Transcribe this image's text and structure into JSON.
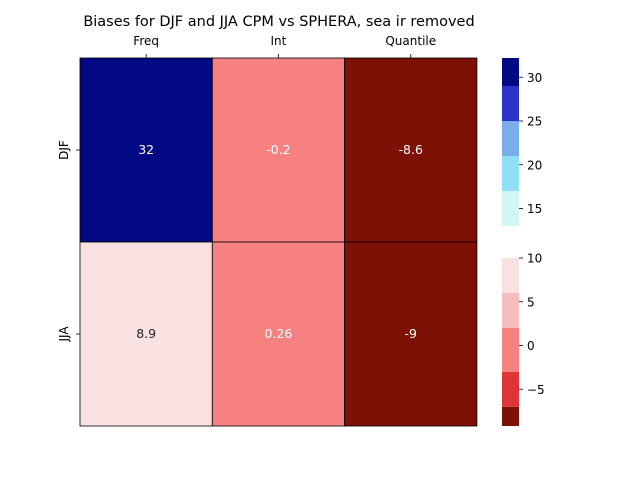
{
  "chart_data": {
    "type": "heatmap",
    "title": "Biases for DJF and JJA CPM vs SPHERA, sea ir removed",
    "columns": [
      "Freq",
      "Int",
      "Quantile"
    ],
    "rows": [
      "DJF",
      "JJA"
    ],
    "values": [
      [
        32,
        -0.2,
        -8.6
      ],
      [
        8.9,
        0.26,
        -9
      ]
    ],
    "cell_labels": [
      [
        "32",
        "-0.2",
        "-8.6"
      ],
      [
        "8.9",
        "0.26",
        "-9"
      ]
    ],
    "grid": true,
    "x_tick_position": "top",
    "colorbars": [
      {
        "name": "positive",
        "range": [
          13,
          32.2
        ],
        "bins": [
          {
            "from": 13,
            "to": 17,
            "color": "#d2f5f6"
          },
          {
            "from": 17,
            "to": 21,
            "color": "#93def7"
          },
          {
            "from": 21,
            "to": 25,
            "color": "#7aaeeb"
          },
          {
            "from": 25,
            "to": 29,
            "color": "#2b33c8"
          },
          {
            "from": 29,
            "to": 32.2,
            "color": "#030883"
          }
        ],
        "ticks": [
          15,
          20,
          25,
          30
        ],
        "tick_labels": [
          "15",
          "20",
          "25",
          "30"
        ]
      },
      {
        "name": "negative",
        "range": [
          -9.2,
          10
        ],
        "bins": [
          {
            "from": -9.2,
            "to": -7,
            "color": "#7e1105"
          },
          {
            "from": -7,
            "to": -3,
            "color": "#df3537"
          },
          {
            "from": -3,
            "to": 2,
            "color": "#f58180"
          },
          {
            "from": 2,
            "to": 6,
            "color": "#f7bcbc"
          },
          {
            "from": 6,
            "to": 10,
            "color": "#fae1e1"
          }
        ],
        "ticks": [
          -5,
          0,
          5,
          10
        ],
        "tick_labels": [
          "−5",
          "0",
          "5",
          "10"
        ]
      }
    ],
    "cell_colors": [
      [
        "#030883",
        "#f58180",
        "#7e1105"
      ],
      [
        "#fae1e1",
        "#f58180",
        "#7e1105"
      ]
    ],
    "cell_text_colors": [
      [
        "#ffffff",
        "#ffffff",
        "#ffffff"
      ],
      [
        "#262626",
        "#ffffff",
        "#ffffff"
      ]
    ]
  }
}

+ + + + + + +

**PROBLEM TO SOLVE**
Give back all entries exactly. No pictures belong in the copy.

**SOLUTION BELOW**
Transcribe this image's text and structure into JSON.
{
  "chart_data": {
    "type": "heatmap",
    "title": "Biases for DJF and JJA CPM vs SPHERA, sea ir removed",
    "columns": [
      "Freq",
      "Int",
      "Quantile"
    ],
    "rows": [
      "DJF",
      "JJA"
    ],
    "values": [
      [
        32,
        -0.2,
        -8.6
      ],
      [
        8.9,
        0.26,
        -9
      ]
    ],
    "cell_labels": [
      [
        "32",
        "-0.2",
        "-8.6"
      ],
      [
        "8.9",
        "0.26",
        "-9"
      ]
    ],
    "grid": true,
    "x_tick_position": "top",
    "colorbars": [
      {
        "name": "positive",
        "range": [
          13,
          32.2
        ],
        "bins": [
          {
            "from": 13,
            "to": 17,
            "color": "#d2f5f6"
          },
          {
            "from": 17,
            "to": 21,
            "color": "#93def7"
          },
          {
            "from": 21,
            "to": 25,
            "color": "#7aaeeb"
          },
          {
            "from": 25,
            "to": 29,
            "color": "#2b33c8"
          },
          {
            "from": 29,
            "to": 32.2,
            "color": "#030883"
          }
        ],
        "ticks": [
          15,
          20,
          25,
          30
        ],
        "tick_labels": [
          "15",
          "20",
          "25",
          "30"
        ]
      },
      {
        "name": "negative",
        "range": [
          -9.2,
          10
        ],
        "bins": [
          {
            "from": -9.2,
            "to": -7,
            "color": "#7e1105"
          },
          {
            "from": -7,
            "to": -3,
            "color": "#df3537"
          },
          {
            "from": -3,
            "to": 2,
            "color": "#f58180"
          },
          {
            "from": 2,
            "to": 6,
            "color": "#f7bcbc"
          },
          {
            "from": 6,
            "to": 10,
            "color": "#fae1e1"
          }
        ],
        "ticks": [
          -5,
          0,
          5,
          10
        ],
        "tick_labels": [
          "−5",
          "0",
          "5",
          "10"
        ]
      }
    ],
    "cell_colors": [
      [
        "#030883",
        "#f58180",
        "#7e1105"
      ],
      [
        "#fae1e1",
        "#f58180",
        "#7e1105"
      ]
    ],
    "cell_text_colors": [
      [
        "#ffffff",
        "#ffffff",
        "#ffffff"
      ],
      [
        "#262626",
        "#ffffff",
        "#ffffff"
      ]
    ]
  }
}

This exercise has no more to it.